=== Problem details ===
According to the SIMD math reference, what does isunorderedf4 check?

=== Quoted text ===
────────────────────────────────────────

Test less-than-or-equal.
vector unsigned int islessequalf4(vector float x, vector float y)

isgreaterf4

Test greater-than.
vector unsigned int isgreaterf4(vector float x, vector float y)

isgreaterequalf4

Test greater-than-or-equal.
vector unsigned int isgreaterequalf4(vector float x, vector float y)

islessgreaterf4

Test not equal (handles NaN correctly).
vector unsigned int islessgreaterf4(vector float x, vector float y)

isunorderedf4

Check if comparison is unordered (either value is NaN).
vector unsigned int isunorderedf4(vector float x, vector float y)

Example Usage

Basic Trigonometry

#include <simdmath.h>

// Compute sine of 4 angles
vector float angles = {0.0f, 3.14159f/2.0f, 3.14159f, 3.14159f*1.5f};
vector float sines = sinf4(angles);

// Results: approximately {0.0, 1.0, 0.0, -1.0}
float result[4];
*((vector float*)result) = sines;
for (int i = 0; i < 4; i++) {
    printf("sin(%.2f) = %.4f\n", ((float*)&angles)[i], result[i]);
}

Fast Normalization (Vector Math)

// Normalize 4 vectors at once
vector float x = {1.0f, 2.0f, 3.0f, 4.0f};
vector float y = {2.0f, 3.0f, 4.0f, 5.0f};
vector float z = {3.0f, 4.0f, 5.0f, 6.0f};

// Compute lengths: sqrt(x² + y² + z²)
vector float x2 = x * x;
vector float y2 = y * y;
vector float z2 = z * z;
vector float lengthSq = x2 + y2 + z2;
vector float length = sqrtf4(lengthSq);

// Normalize
vector float nx = divf4(x, length);
vector float ny = divf4(y, length);
vector float nz = divf4(z, length);

// Or use fast reciprocal sqrt
vector float invLength = rsqrtf4(lengthSq);
nx = x * invLength;
ny = y * invLength;
nz = z * invLength;

Sine and Cosine Together

vector float angles = {0.0f, 0.785398f, 1.5708f, 2.35619f};
vector float sines, cosines;

// Compute both sin and cos in one call (faster)

────────────────────────────────────────

=== Data shown ===
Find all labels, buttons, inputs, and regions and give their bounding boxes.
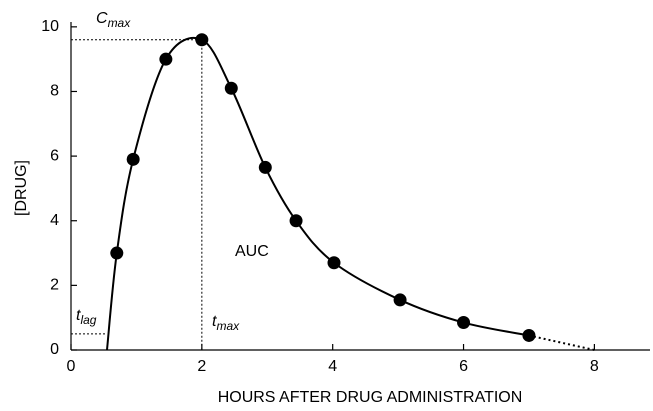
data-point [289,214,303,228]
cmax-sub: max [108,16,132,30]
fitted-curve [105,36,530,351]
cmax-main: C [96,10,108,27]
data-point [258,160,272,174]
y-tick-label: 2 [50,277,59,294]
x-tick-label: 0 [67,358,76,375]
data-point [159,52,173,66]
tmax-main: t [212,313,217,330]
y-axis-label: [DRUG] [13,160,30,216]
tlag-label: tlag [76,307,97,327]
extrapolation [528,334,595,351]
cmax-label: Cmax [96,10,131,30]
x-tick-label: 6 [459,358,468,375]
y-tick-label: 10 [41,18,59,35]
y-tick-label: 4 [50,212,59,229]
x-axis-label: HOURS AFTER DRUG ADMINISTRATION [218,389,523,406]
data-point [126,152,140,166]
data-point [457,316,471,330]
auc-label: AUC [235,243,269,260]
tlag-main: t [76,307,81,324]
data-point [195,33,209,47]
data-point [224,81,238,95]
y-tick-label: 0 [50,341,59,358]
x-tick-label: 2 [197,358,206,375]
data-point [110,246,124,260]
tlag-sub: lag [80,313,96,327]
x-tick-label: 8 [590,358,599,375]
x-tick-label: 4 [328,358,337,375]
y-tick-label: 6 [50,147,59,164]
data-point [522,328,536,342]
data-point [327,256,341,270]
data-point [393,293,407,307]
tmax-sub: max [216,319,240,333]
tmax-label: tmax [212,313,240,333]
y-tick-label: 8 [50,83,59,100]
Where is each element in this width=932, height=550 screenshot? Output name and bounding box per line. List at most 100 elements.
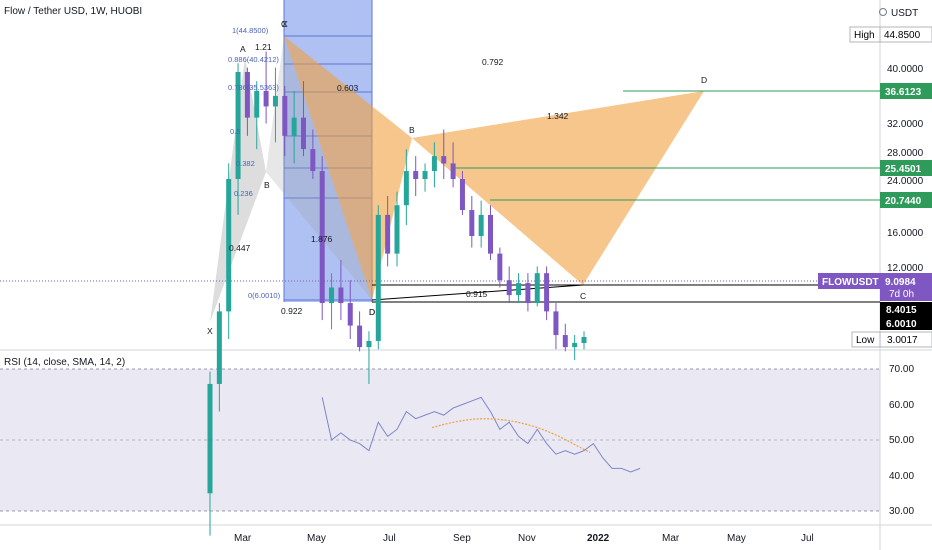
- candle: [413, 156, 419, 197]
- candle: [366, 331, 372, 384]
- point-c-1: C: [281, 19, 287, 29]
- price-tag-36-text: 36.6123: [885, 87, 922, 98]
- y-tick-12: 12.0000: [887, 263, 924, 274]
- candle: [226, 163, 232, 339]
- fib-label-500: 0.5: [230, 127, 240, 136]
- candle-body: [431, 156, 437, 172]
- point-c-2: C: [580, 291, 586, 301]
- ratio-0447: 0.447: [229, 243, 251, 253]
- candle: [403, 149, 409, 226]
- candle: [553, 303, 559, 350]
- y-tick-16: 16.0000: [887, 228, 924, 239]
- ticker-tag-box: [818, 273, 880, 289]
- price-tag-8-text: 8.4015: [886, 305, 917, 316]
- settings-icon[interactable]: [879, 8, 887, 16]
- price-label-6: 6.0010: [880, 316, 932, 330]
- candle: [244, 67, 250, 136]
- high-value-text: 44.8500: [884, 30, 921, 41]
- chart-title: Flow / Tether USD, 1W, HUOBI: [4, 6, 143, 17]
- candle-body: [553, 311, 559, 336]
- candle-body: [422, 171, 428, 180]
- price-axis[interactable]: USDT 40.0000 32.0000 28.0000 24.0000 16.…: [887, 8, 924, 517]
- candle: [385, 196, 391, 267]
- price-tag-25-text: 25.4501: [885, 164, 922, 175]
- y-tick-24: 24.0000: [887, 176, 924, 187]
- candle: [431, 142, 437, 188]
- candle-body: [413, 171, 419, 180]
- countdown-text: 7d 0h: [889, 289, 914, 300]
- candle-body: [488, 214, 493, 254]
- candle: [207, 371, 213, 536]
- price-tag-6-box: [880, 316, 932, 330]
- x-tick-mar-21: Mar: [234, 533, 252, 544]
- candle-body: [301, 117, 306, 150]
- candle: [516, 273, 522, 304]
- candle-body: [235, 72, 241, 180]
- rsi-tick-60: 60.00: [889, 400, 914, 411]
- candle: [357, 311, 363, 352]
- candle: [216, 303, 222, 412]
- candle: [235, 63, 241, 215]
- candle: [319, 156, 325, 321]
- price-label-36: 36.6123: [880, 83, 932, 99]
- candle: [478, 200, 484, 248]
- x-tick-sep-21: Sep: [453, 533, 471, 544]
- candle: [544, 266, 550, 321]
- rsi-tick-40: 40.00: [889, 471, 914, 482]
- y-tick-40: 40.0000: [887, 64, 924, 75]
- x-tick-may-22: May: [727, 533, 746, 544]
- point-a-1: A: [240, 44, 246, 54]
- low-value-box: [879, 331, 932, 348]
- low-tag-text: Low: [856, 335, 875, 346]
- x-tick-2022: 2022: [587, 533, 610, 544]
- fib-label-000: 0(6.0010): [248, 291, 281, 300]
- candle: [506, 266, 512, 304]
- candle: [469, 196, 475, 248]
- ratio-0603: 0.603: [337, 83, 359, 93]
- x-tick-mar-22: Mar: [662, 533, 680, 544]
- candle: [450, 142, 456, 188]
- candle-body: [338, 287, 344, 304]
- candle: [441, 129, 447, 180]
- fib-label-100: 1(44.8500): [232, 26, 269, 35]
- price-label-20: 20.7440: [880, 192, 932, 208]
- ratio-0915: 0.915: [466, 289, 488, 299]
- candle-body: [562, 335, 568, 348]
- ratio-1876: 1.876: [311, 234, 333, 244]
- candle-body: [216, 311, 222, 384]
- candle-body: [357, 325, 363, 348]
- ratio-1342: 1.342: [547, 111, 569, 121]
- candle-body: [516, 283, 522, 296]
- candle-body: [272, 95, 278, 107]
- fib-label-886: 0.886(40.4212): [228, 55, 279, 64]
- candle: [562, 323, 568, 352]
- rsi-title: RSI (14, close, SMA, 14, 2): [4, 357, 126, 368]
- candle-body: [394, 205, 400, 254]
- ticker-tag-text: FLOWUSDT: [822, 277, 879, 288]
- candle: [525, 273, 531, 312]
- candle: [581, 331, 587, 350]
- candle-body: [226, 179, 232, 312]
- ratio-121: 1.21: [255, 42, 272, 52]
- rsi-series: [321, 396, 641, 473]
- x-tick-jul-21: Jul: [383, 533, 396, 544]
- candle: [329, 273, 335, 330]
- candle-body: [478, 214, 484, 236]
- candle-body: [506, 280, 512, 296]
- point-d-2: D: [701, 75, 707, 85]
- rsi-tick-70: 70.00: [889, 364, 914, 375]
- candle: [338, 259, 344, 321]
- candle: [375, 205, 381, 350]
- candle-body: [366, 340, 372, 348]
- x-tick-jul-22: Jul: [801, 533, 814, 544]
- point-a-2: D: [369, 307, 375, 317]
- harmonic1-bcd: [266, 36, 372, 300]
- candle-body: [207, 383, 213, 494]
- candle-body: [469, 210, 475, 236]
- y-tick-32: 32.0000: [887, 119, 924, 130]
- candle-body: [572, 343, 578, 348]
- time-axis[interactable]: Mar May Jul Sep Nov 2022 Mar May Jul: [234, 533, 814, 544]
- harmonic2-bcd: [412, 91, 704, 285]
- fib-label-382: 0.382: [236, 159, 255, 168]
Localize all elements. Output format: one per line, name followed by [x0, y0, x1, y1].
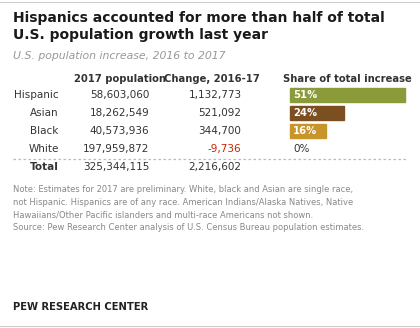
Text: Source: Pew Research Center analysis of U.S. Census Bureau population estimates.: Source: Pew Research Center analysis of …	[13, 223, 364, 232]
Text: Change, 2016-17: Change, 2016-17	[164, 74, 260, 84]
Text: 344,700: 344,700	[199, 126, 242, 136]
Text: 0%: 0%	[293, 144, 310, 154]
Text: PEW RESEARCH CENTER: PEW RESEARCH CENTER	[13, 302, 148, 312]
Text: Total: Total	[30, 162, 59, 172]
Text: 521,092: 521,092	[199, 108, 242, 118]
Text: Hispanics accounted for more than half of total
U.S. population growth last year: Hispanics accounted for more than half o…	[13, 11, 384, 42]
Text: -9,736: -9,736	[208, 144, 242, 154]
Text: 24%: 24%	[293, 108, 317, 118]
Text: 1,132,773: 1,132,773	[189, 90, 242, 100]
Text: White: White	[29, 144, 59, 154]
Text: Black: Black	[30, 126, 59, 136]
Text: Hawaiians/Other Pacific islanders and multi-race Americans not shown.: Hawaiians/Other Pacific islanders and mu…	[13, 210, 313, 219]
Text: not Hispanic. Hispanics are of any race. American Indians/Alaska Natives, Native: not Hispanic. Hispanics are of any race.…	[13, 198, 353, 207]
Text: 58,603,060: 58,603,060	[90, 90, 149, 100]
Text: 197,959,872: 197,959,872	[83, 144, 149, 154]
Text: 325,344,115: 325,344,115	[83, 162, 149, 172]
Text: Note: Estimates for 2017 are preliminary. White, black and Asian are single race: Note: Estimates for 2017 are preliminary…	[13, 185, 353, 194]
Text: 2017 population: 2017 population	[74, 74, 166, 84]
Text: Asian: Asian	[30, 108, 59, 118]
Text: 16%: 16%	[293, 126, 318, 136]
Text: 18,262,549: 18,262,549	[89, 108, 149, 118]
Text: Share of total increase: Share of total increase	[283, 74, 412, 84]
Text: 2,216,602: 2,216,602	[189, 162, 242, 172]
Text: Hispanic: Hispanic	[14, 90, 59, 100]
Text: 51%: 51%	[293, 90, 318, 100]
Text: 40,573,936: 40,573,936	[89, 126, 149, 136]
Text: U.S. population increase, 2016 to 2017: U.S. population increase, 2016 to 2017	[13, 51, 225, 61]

────────────────────────────────────────

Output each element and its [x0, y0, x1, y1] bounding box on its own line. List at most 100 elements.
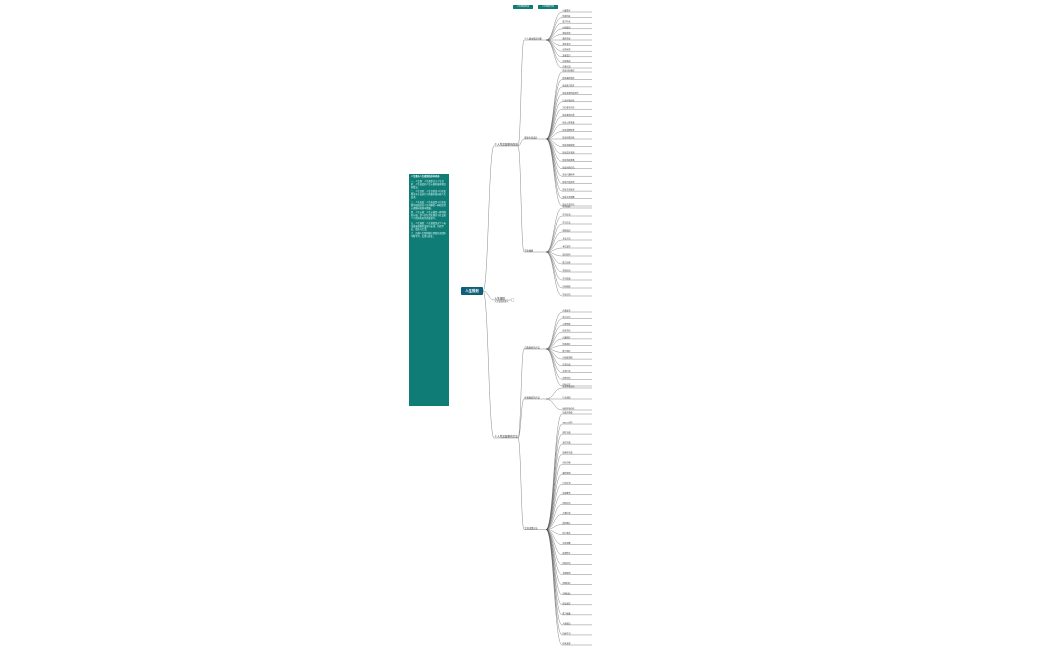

────────────────────────────────────────

=== The reply ===
It checks whether the comparison is unordered, meaning either value is NaN.